Gather, from the data below, each line in which the word "graines" occurs.

INPUT
+ + + + + + +

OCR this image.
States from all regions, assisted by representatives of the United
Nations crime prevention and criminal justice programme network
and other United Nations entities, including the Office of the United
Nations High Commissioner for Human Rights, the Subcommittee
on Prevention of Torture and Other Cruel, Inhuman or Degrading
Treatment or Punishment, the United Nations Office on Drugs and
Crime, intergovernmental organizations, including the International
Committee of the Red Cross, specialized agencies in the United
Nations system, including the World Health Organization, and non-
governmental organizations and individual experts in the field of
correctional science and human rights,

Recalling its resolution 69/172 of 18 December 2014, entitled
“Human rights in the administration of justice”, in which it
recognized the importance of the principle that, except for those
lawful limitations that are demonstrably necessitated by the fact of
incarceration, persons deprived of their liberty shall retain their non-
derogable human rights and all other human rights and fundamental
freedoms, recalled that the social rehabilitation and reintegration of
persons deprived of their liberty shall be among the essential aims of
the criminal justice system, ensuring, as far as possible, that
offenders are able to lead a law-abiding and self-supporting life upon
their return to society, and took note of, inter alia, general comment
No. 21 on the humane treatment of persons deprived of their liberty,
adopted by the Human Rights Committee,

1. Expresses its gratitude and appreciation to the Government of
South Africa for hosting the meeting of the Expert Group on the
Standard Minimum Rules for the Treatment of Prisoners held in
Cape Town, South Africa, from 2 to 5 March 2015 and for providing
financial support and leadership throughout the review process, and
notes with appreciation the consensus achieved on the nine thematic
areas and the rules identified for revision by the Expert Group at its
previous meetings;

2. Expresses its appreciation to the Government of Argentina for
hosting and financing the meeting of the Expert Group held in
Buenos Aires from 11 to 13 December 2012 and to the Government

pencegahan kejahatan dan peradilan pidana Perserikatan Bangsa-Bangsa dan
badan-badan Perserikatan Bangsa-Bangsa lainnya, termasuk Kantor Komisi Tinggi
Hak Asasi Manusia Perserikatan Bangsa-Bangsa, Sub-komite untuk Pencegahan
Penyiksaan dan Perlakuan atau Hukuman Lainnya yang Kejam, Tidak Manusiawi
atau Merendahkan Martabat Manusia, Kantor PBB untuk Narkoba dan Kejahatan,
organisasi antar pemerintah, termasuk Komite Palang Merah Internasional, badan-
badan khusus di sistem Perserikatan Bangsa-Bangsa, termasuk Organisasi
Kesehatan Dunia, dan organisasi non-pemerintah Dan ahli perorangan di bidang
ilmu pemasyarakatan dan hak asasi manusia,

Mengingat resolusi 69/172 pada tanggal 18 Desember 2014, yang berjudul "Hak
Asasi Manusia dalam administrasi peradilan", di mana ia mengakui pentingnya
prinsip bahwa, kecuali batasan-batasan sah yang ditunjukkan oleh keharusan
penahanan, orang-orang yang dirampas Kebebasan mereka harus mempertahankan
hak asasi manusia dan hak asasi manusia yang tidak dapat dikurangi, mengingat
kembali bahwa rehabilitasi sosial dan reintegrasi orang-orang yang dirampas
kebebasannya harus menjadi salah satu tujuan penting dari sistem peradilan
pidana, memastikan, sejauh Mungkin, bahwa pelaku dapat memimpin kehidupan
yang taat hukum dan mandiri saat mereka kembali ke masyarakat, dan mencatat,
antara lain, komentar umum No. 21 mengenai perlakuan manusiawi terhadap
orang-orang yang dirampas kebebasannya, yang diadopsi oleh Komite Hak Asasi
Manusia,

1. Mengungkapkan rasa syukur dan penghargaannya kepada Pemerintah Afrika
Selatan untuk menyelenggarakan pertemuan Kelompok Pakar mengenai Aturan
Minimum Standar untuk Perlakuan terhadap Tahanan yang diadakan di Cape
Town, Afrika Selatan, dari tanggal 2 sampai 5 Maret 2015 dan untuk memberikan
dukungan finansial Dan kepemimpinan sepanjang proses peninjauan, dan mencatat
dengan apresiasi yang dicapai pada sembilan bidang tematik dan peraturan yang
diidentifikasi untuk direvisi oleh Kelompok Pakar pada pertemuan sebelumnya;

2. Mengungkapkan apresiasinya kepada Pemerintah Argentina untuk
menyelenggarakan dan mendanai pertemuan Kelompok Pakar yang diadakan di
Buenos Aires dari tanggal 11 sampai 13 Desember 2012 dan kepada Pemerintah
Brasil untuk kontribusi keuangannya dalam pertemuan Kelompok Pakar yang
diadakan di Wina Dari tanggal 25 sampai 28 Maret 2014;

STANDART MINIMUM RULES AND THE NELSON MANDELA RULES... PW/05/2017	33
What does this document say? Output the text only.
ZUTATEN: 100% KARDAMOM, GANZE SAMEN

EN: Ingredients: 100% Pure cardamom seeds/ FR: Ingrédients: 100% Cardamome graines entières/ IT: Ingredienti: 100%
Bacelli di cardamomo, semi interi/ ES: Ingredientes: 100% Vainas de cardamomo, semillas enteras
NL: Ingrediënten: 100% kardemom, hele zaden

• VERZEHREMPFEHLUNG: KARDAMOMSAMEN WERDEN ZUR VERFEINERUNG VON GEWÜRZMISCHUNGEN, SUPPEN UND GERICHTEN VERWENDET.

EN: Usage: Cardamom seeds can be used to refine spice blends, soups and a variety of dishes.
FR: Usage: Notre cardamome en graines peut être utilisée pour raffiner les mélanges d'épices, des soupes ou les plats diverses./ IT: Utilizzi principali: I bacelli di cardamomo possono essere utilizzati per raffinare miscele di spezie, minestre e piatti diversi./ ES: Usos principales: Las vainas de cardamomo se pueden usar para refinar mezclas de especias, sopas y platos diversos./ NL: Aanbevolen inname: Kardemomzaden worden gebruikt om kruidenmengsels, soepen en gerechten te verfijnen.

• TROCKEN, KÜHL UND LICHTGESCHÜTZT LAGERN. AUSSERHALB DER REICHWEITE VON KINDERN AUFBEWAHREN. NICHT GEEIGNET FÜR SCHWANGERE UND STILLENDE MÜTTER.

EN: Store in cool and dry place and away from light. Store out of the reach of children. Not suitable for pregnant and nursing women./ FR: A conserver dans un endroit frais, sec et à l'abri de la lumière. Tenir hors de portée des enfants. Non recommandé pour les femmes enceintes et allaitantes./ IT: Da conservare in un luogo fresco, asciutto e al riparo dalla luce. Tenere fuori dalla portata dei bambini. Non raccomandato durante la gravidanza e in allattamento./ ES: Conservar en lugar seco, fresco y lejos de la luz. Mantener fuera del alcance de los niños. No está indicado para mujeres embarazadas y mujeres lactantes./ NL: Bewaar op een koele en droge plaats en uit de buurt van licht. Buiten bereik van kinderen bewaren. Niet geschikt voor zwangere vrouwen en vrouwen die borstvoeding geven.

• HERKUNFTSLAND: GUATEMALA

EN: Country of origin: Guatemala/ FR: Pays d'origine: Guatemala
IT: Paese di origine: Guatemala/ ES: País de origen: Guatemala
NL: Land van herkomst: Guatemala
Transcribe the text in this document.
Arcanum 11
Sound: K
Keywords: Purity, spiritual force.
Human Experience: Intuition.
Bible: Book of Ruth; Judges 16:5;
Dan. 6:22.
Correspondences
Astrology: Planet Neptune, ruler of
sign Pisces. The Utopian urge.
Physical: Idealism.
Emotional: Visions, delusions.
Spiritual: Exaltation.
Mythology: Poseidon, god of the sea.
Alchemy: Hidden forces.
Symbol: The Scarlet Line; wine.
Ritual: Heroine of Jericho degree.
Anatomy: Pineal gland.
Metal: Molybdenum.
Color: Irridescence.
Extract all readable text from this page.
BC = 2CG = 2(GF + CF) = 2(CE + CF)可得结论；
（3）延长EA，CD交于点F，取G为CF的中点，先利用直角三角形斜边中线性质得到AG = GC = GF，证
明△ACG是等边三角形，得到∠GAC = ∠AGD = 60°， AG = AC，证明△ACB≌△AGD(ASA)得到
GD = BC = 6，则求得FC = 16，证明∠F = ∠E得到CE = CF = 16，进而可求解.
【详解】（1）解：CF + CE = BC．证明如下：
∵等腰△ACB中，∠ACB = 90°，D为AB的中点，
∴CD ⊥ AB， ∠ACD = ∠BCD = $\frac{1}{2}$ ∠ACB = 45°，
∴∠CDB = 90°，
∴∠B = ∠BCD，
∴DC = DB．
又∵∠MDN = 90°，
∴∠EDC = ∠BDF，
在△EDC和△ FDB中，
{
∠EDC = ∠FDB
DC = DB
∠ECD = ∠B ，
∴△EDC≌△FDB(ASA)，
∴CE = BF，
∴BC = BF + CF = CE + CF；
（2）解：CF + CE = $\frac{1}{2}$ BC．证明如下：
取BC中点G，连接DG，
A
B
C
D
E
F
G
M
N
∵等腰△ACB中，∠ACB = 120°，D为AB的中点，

+ + + + + + +

SOLUTION TO THIS PROBLEM
EN: Ingredients: 100% Pure cardamom seeds/ FR: Ingrédients: 100% Cardamome graines entières/ IT: Ingredienti: 100%
FR: Usage: Notre cardamome en graines peut être utilisée pour raffiner les mélanges d'épices, des soupes ou les plats diverses./ IT: Utilizzi principali: I bacelli di cardamomo possono essere utilizzati per raffinare miscele di spezie, minestre e piatti diversi./ ES: Usos principales: Las vainas de cardamomo se pueden usar para refinar mezclas de especias, sopas y platos diversos./ NL: Aanbevolen inname: Kardemomzaden worden gebruikt om kruidenmengsels, soepen en gerechten te verfijnen.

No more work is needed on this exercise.